* _Source material_
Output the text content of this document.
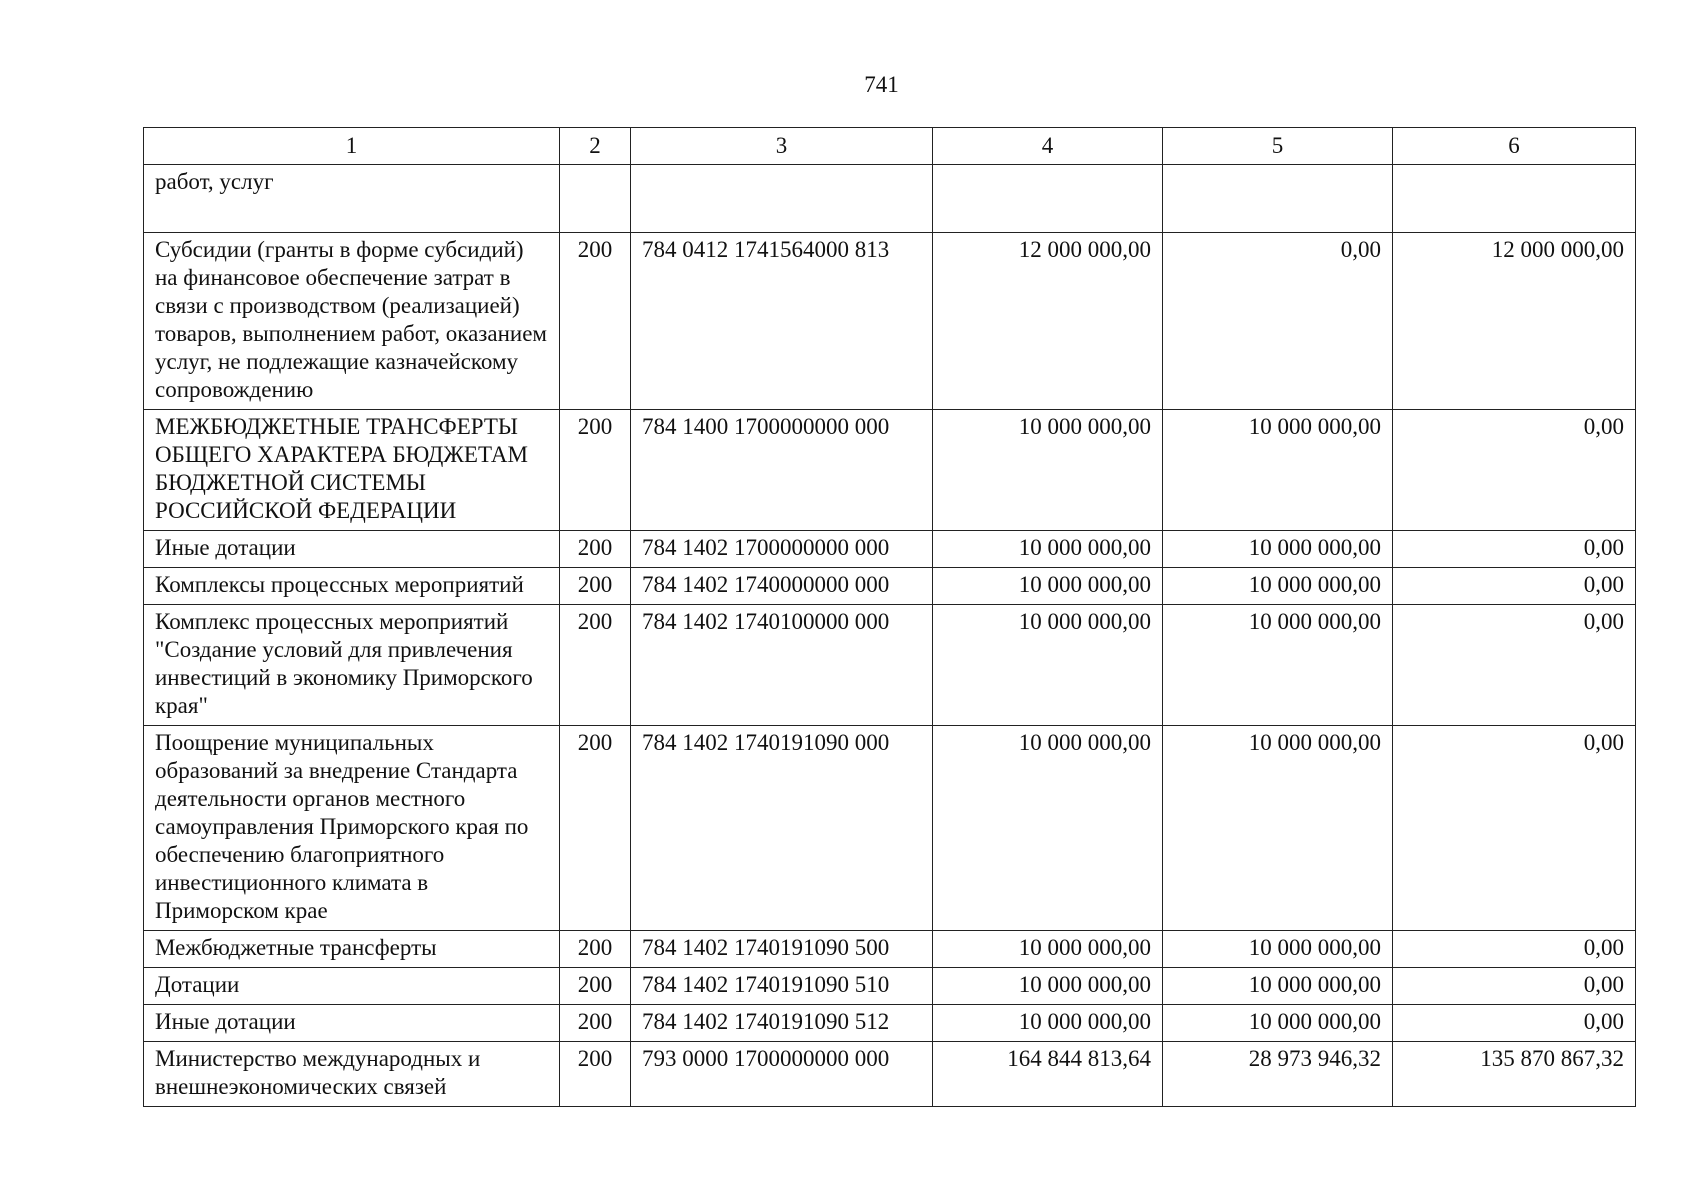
741
1	2	3	4	5	6
работ, услуг					
Субсидии (гранты в форме субсидий) на финансовое обеспечение затрат в связи с производством (реализацией) товаров, выполнением работ, оказанием услуг, не подлежащие казначейскому сопровождению	200	784 0412 1741564000 813	12 000 000,00	0,00	12 000 000,00
МЕЖБЮДЖЕТНЫЕ ТРАНСФЕРТЫ ОБЩЕГО ХАРАКТЕРА БЮДЖЕТАМ БЮДЖЕТНОЙ СИСТЕМЫ РОССИЙСКОЙ ФЕДЕРАЦИИ	200	784 1400 1700000000 000	10 000 000,00	10 000 000,00	0,00
Иные дотации	200	784 1402 1700000000 000	10 000 000,00	10 000 000,00	0,00
Комплексы процессных мероприятий	200	784 1402 1740000000 000	10 000 000,00	10 000 000,00	0,00
Комплекс процессных мероприятий "Создание условий для привлечения инвестиций в экономику Приморского края"	200	784 1402 1740100000 000	10 000 000,00	10 000 000,00	0,00
Поощрение муниципальных образований за внедрение Стандарта деятельности органов местного самоуправления Приморского края по обеспечению благоприятного инвестиционного климата в Приморском крае	200	784 1402 1740191090 000	10 000 000,00	10 000 000,00	0,00
Межбюджетные трансферты	200	784 1402 1740191090 500	10 000 000,00	10 000 000,00	0,00
Дотации	200	784 1402 1740191090 510	10 000 000,00	10 000 000,00	0,00
Иные дотации	200	784 1402 1740191090 512	10 000 000,00	10 000 000,00	0,00
Министерство международных и внешнеэкономических связей	200	793 0000 1700000000 000	164 844 813,64	28 973 946,32	135 870 867,32
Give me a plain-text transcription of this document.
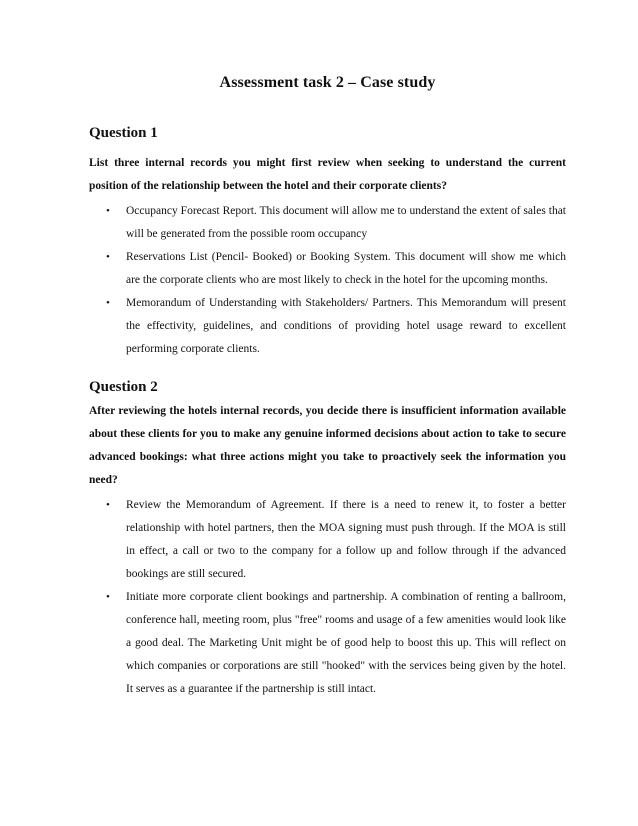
Assessment task 2 – Case study
Question 1
List three internal records you might first review when seeking to understand the current position of the relationship between the hotel and their corporate clients?
• Occupancy Forecast Report. This document will allow me to understand the extent of sales that will be generated from the possible room occupancy
• Reservations List (Pencil- Booked) or Booking System. This document will show me which are the corporate clients who are most likely to check in the hotel for the upcoming months.
• Memorandum of Understanding with Stakeholders/ Partners. This Memorandum will present the effectivity, guidelines, and conditions of providing hotel usage reward to excellent performing corporate clients.
Question 2
After reviewing the hotels internal records, you decide there is insufficient information available about these clients for you to make any genuine informed decisions about action to take to secure advanced bookings: what three actions might you take to proactively seek the information you need?
• Review the Memorandum of Agreement. If there is a need to renew it, to foster a better relationship with hotel partners, then the MOA signing must push through. If the MOA is still in effect, a call or two to the company for a follow up and follow through if the advanced bookings are still secured.
• Initiate more corporate client bookings and partnership. A combination of renting a ballroom, conference hall, meeting room, plus "free" rooms and usage of a few amenities would look like a good deal. The Marketing Unit might be of good help to boost this up. This will reflect on which companies or corporations are still "hooked" with the services being given by the hotel. It serves as a guarantee if the partnership is still intact.
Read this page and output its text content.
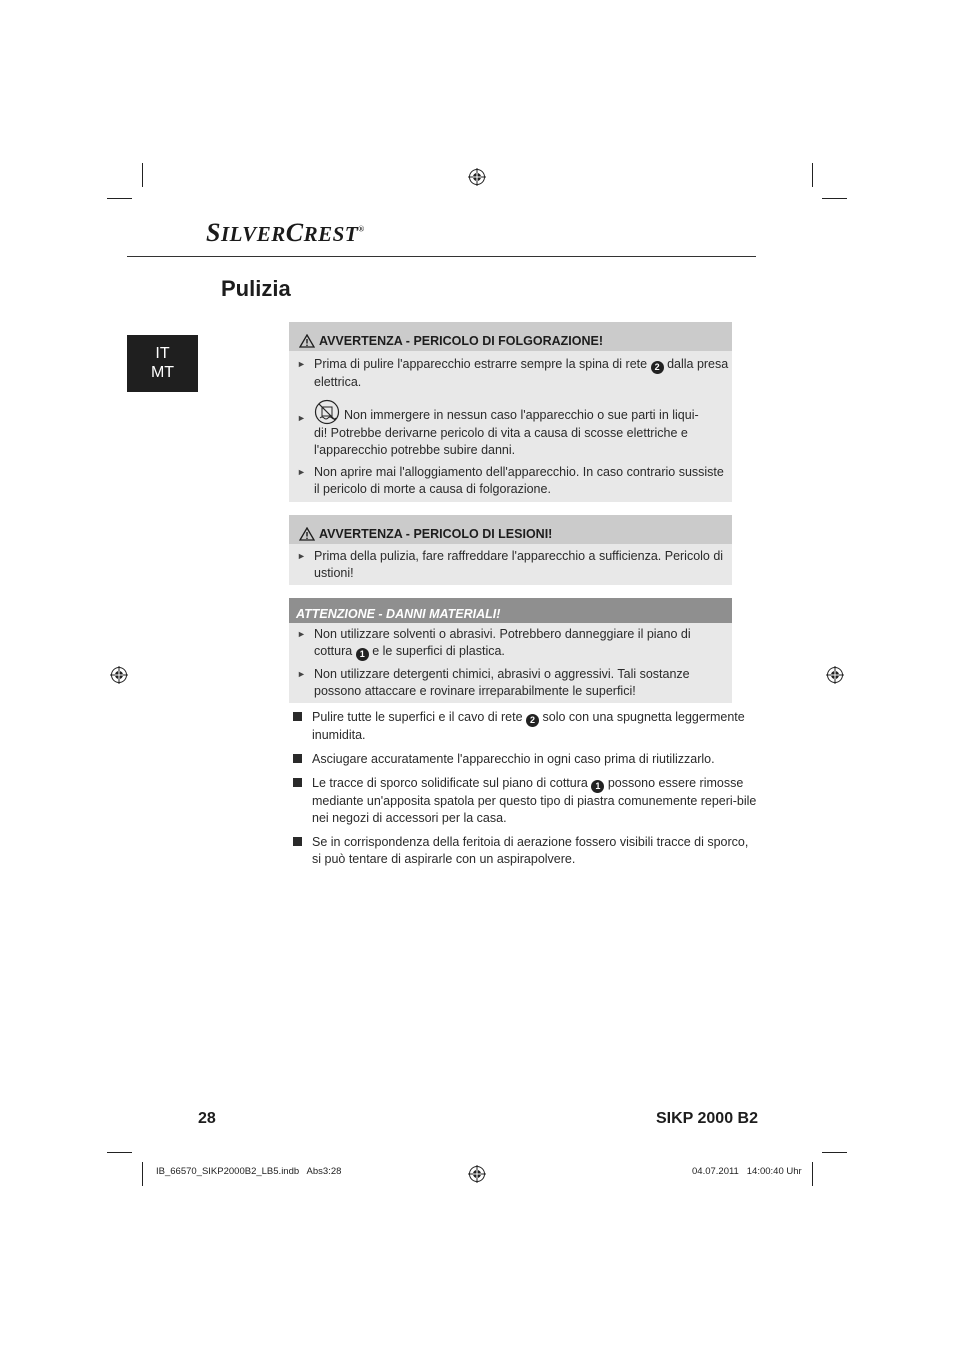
SILVERCREST®
Pulizia
IT
MT
AVVERTENZA - PERICOLO DI FOLGORAZIONE!
► Prima di pulire l'apparecchio estrarre sempre la spina di rete 2 dalla presa elettrica.
►	Non immergere in nessun caso l'apparecchio o sue parti in liqui-
di! Potrebbe derivarne pericolo di vita a causa di scosse elettriche e
l'apparecchio potrebbe subire danni.
► Non aprire mai l'alloggiamento dell'apparecchio. In caso contrario sussiste il pericolo di morte a causa di folgorazione.
AVVERTENZA - PERICOLO DI LESIONI!
► Prima della pulizia, fare raffreddare l'apparecchio a sufficienza. Pericolo di ustioni!
ATTENZIONE - DANNI MATERIALI!
► Non utilizzare solventi o abrasivi. Potrebbero danneggiare il piano di cottura 1 e le superfici di plastica.
► Non utilizzare detergenti chimici, abrasivi o aggressivi. Tali sostanze possono attaccare e rovinare irreparabilmente le superfici!
Pulire tutte le superfici e il cavo di rete 2 solo con una spugnetta leggermente inumidita.
Asciugare accuratamente l'apparecchio in ogni caso prima di riutilizzarlo.
Le tracce di sporco solidificate sul piano di cottura 1 possono essere rimosse mediante un'apposita spatola per questo tipo di piastra comunemente reperi-bile nei negozi di accessori per la casa.
Se in corrispondenza della feritoia di aerazione fossero visibili tracce di sporco, si può tentare di aspirarle con un aspirapolvere.
28	SIKP 2000 B2
IB_66570_SIKP2000B2_LB5.indb   Abs3:28	04.07.2011   14:00:40 Uhr
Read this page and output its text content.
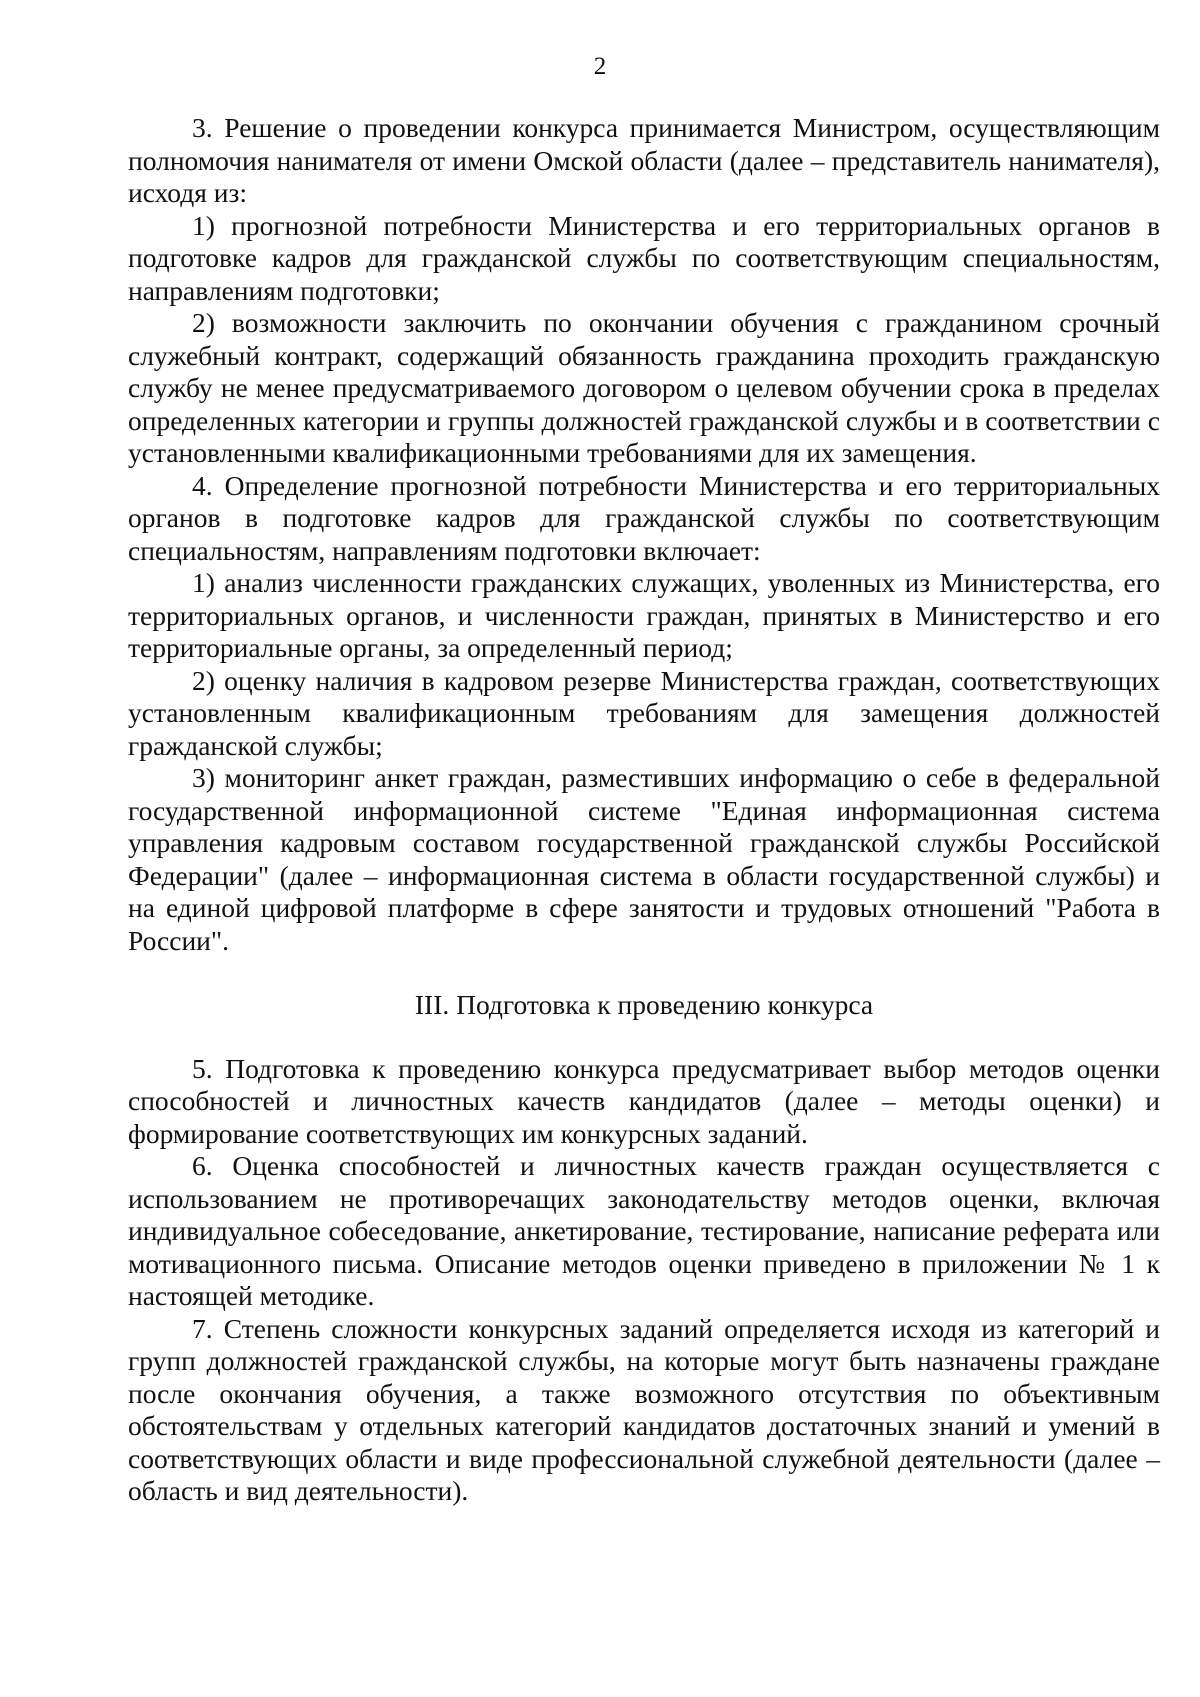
2

3. Решение о проведении конкурса принимается Министром, осуществляющим полномочия нанимателя от имени Омской области (далее – представитель нанимателя), исходя из:

1) прогнозной потребности Министерства и его территориальных органов в подготовке кадров для гражданской службы по соответствующим специальностям, направлениям подготовки;

2) возможности заключить по окончании обучения с гражданином срочный служебный контракт, содержащий обязанность гражданина проходить гражданскую службу не менее предусматриваемого договором о целевом обучении срока в пределах определенных категории и группы должностей гражданской службы и в соответствии с установленными квалификационными требованиями для их замещения.

4. Определение прогнозной потребности Министерства и его территориальных органов в подготовке кадров для гражданской службы по соответствующим специальностям, направлениям подготовки включает:

1) анализ численности гражданских служащих, уволенных из Министерства, его территориальных органов, и численности граждан, принятых в Министерство и его территориальные органы, за определенный период;

2) оценку наличия в кадровом резерве Министерства граждан, соответствующих установленным квалификационным требованиям для замещения должностей гражданской службы;

3) мониторинг анкет граждан, разместивших информацию о себе в федеральной государственной информационной системе "Единая информационная система управления кадровым составом государственной гражданской службы Российской Федерации" (далее – информационная система в области государственной службы) и на единой цифровой платформе в сфере занятости и трудовых отношений "Работа в России".

III. Подготовка к проведению конкурса

5. Подготовка к проведению конкурса предусматривает выбор методов оценки способностей и личностных качеств кандидатов (далее – методы оценки) и формирование соответствующих им конкурсных заданий.

6. Оценка способностей и личностных качеств граждан осуществляется с использованием не противоречащих законодательству методов оценки, включая индивидуальное собеседование, анкетирование, тестирование, написание реферата или мотивационного письма. Описание методов оценки приведено в приложении № 1 к настоящей методике.

7. Степень сложности конкурсных заданий определяется исходя из категорий и групп должностей гражданской службы, на которые могут быть назначены граждане после окончания обучения, а также возможного отсутствия по объективным обстоятельствам у отдельных категорий кандидатов достаточных знаний и умений в соответствующих области и виде профессиональной служебной деятельности (далее – область и вид деятельности).
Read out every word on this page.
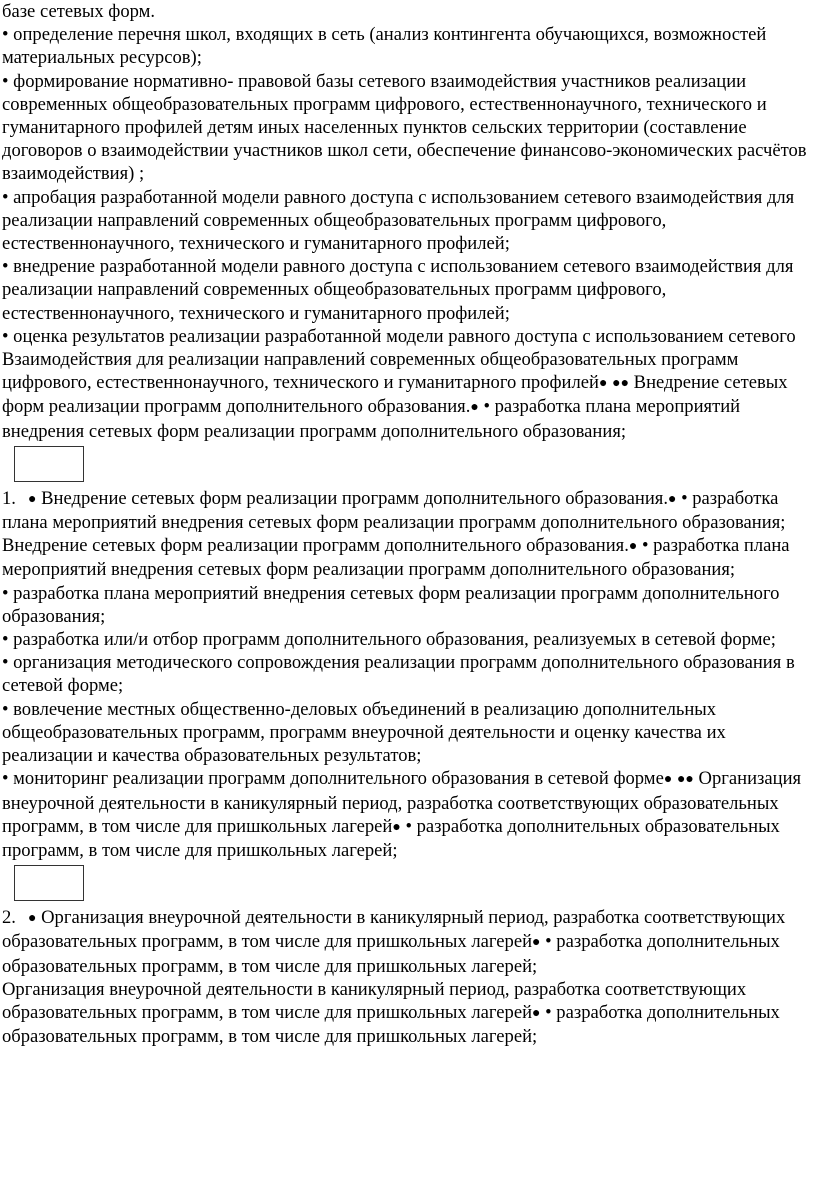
базе сетевых форм.

• определение перечня школ, входящих в сеть (анализ контингента обучающихся, возможностей материальных ресурсов);

• формирование нормативно- правовой базы сетевого взаимодействия участников реализации современных общеобразовательных программ цифрового, естественнонаучного, технического и гуманитарного профилей детям иных населенных пунктов сельских территории (составление договоров о взаимодействии участников школ сети, обеспечение финансово-экономических расчётов взаимодействия) ;

• апробация разработанной модели равного доступа с использованием сетевого взаимодействия для реализации направлений современных общеобразовательных программ цифрового, естественнонаучного, технического и гуманитарного профилей;

• внедрение разработанной модели равного доступа с использованием сетевого взаимодействия для реализации направлений современных общеобразовательных программ цифрового, естественнонаучного, технического и гуманитарного профилей;

• оценка результатов реализации разработанной модели равного доступа с использованием сетевого Взаимодействия для реализации направлений современных общеобразовательных программ цифрового, естественнонаучного, технического и гуманитарного профилей● ●● Внедрение сетевых форм реализации программ дополнительного образования.● • разработка плана мероприятий внедрения сетевых форм реализации программ дополнительного образования;

1. ● Внедрение сетевых форм реализации программ дополнительного образования.● • разработка плана мероприятий внедрения сетевых форм реализации программ дополнительного образования;

Внедрение сетевых форм реализации программ дополнительного образования.● • разработка плана мероприятий внедрения сетевых форм реализации программ дополнительного образования;

• разработка плана мероприятий внедрения сетевых форм реализации программ дополнительного образования;

• разработка или/и отбор программ дополнительного образования, реализуемых в сетевой форме;

• организация методического сопровождения реализации программ дополнительного образования в сетевой форме;

• вовлечение местных общественно-деловых объединений в реализацию дополнительных общеобразовательных программ, программ внеурочной деятельности и оценку качества их реализации и качества образовательных результатов;

• мониторинг реализации программ дополнительного образования в сетевой форме● ●● Организация внеурочной деятельности в каникулярный период, разработка соответствующих образовательных программ, в том числе для пришкольных лагерей● • разработка дополнительных образовательных программ, в том числе для пришкольных лагерей;

2. ● Организация внеурочной деятельности в каникулярный период, разработка соответствующих образовательных программ, в том числе для пришкольных лагерей● • разработка дополнительных образовательных программ, в том числе для пришкольных лагерей;

Организация внеурочной деятельности в каникулярный период, разработка соответствующих образовательных программ, в том числе для пришкольных лагерей● • разработка дополнительных образовательных программ, в том числе для пришкольных лагерей;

* _Exercise_
Supply the count of lines in the entries that contain the word "конкурса", and nothing besides.

* _Correct result_
3